Où est passée la droite décomplexée ? Celle qui nous martelait, sourire aux lèvres, qu'il fallait rompre avec nos pratiques étatistes, étriquées et paresseuses ? Celle qui nous assénait qu'il fallait travailler plus, s'enrichir plus, expulser plus, punir plus ?
Où est passée cette droite qui assumait le franc-parler de son "jeune" président, son dynamisme à dynamiter tous les tabous, sa propension à dénoncer la repentance inutile du passé ?
Cette droite a disparu. Chaque nouveau plan social l'embourbe dans un discours contre-nature, qu'elle appelle "pragmatisme", prônant la protection de l'Etat. Sarkozy cache ses invitations luxueuses en vacances. Eric Besson cache ses expulsions de clandestins. Xavier Darcos se terre. Fillon recadre Wauquiez à propos de Total. Martin Hirsch embauche sur ebay. Rachida Dati est "loanisé".

Données enregistrées:
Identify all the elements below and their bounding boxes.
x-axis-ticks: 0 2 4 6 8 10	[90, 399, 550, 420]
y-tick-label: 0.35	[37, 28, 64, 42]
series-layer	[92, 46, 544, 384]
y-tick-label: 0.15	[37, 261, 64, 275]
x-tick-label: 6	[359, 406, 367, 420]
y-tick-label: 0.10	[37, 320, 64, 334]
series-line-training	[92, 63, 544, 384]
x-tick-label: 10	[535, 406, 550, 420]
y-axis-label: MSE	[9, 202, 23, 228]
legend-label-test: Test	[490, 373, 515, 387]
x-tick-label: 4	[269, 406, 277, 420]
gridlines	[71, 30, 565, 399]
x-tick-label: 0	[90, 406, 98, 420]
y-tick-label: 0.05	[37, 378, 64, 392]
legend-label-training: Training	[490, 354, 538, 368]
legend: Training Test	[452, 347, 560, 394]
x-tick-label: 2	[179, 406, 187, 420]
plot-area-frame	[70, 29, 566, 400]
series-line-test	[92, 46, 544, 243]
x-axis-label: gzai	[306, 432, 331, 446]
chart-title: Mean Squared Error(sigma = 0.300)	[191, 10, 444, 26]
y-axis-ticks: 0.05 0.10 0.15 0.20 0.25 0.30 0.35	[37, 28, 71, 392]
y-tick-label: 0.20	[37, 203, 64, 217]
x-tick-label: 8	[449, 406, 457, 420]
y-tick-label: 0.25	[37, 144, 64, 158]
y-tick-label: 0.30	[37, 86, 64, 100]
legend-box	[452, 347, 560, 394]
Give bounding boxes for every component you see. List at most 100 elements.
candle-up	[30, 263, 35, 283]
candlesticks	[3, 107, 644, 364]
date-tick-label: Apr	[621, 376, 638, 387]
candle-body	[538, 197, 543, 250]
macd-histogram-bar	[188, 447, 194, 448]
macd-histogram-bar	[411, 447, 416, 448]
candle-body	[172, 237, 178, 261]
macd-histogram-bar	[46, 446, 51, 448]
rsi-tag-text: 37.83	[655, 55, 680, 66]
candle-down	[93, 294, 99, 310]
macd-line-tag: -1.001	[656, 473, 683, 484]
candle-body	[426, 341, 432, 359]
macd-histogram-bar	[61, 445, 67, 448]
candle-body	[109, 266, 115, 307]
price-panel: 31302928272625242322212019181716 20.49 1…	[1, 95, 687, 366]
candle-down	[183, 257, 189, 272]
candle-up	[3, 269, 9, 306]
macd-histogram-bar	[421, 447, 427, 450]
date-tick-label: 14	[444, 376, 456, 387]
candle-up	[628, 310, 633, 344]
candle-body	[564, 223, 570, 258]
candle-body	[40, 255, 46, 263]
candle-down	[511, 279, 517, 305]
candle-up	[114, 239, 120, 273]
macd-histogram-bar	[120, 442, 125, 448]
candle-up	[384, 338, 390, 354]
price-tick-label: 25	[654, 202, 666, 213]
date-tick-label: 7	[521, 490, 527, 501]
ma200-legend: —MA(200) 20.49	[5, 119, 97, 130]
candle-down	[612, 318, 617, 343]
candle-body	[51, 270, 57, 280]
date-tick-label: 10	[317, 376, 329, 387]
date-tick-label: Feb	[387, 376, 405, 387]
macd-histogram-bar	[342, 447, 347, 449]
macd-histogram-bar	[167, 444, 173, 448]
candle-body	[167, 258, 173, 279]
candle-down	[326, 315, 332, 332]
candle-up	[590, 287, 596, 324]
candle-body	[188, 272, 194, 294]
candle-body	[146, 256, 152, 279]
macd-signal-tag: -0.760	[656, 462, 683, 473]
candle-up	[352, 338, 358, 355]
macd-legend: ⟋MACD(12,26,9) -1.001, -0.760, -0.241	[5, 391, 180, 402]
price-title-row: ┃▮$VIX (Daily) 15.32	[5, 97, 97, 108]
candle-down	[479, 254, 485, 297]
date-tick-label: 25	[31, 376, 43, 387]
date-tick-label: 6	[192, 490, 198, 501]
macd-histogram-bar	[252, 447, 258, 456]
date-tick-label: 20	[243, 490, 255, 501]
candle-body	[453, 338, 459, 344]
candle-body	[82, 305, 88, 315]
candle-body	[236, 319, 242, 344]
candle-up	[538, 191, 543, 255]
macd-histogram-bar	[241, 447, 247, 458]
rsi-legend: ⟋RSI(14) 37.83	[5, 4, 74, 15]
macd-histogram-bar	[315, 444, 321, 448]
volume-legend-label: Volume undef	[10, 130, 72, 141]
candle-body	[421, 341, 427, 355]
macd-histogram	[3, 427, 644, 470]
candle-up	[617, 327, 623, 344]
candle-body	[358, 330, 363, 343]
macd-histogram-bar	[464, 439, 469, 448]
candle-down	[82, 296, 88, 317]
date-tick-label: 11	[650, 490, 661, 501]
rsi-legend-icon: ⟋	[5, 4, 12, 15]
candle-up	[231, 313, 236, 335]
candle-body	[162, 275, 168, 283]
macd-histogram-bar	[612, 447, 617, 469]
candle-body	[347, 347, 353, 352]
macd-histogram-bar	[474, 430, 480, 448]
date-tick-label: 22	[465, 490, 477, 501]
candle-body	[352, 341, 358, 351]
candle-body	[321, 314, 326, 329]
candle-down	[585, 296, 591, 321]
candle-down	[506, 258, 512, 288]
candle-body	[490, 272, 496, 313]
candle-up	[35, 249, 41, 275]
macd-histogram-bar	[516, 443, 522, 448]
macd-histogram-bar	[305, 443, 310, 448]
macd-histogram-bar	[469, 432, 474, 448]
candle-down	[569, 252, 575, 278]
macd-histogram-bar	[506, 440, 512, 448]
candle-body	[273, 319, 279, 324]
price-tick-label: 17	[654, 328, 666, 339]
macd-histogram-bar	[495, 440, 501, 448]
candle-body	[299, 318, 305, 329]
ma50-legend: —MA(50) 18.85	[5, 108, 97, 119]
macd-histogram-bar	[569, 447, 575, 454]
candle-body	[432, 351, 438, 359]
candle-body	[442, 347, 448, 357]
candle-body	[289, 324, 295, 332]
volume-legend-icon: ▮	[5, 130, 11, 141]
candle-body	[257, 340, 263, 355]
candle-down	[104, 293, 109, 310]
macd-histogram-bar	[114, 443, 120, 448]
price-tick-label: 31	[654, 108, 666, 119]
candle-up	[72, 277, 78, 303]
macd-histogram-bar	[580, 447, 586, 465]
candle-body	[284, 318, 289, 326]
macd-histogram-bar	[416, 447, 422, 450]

Exercices à faire:
1 > Répétez mot pour mot le passage de l'extrait qui va de « Où est passée la » jusqu'à « punir plus ? ».
2 > Reproduisez à l'identique les enregistrements, depuis leur tout début jusqu'à la ligne contenant « 202, 23, 228] », cette ligne comprise.
Ces enregistrements n'ont aucun rapport avec l'extrait.

Corrigé détaillé:
1 >
Où est passée la droite décomplexée ? Celle qui nous martelait, sourire aux lèvres, qu'il fallait rompre avec nos pratiques étatistes, étriquées et paresseuses ? Celle qui nous assénait qu'il fallait travailler plus, s'enrichir plus, expulser plus, punir plus ?

2 >
Identify all the elements below and their bounding boxes.
x-axis-ticks: 0 2 4 6 8 10	[90, 399, 550, 420]
y-tick-label: 0.35	[37, 28, 64, 42]
series-layer	[92, 46, 544, 384]
y-tick-label: 0.15	[37, 261, 64, 275]
x-tick-label: 6	[359, 406, 367, 420]
y-tick-label: 0.10	[37, 320, 64, 334]
series-line-training	[92, 63, 544, 384]
x-tick-label: 10	[535, 406, 550, 420]
y-axis-label: MSE	[9, 202, 23, 228]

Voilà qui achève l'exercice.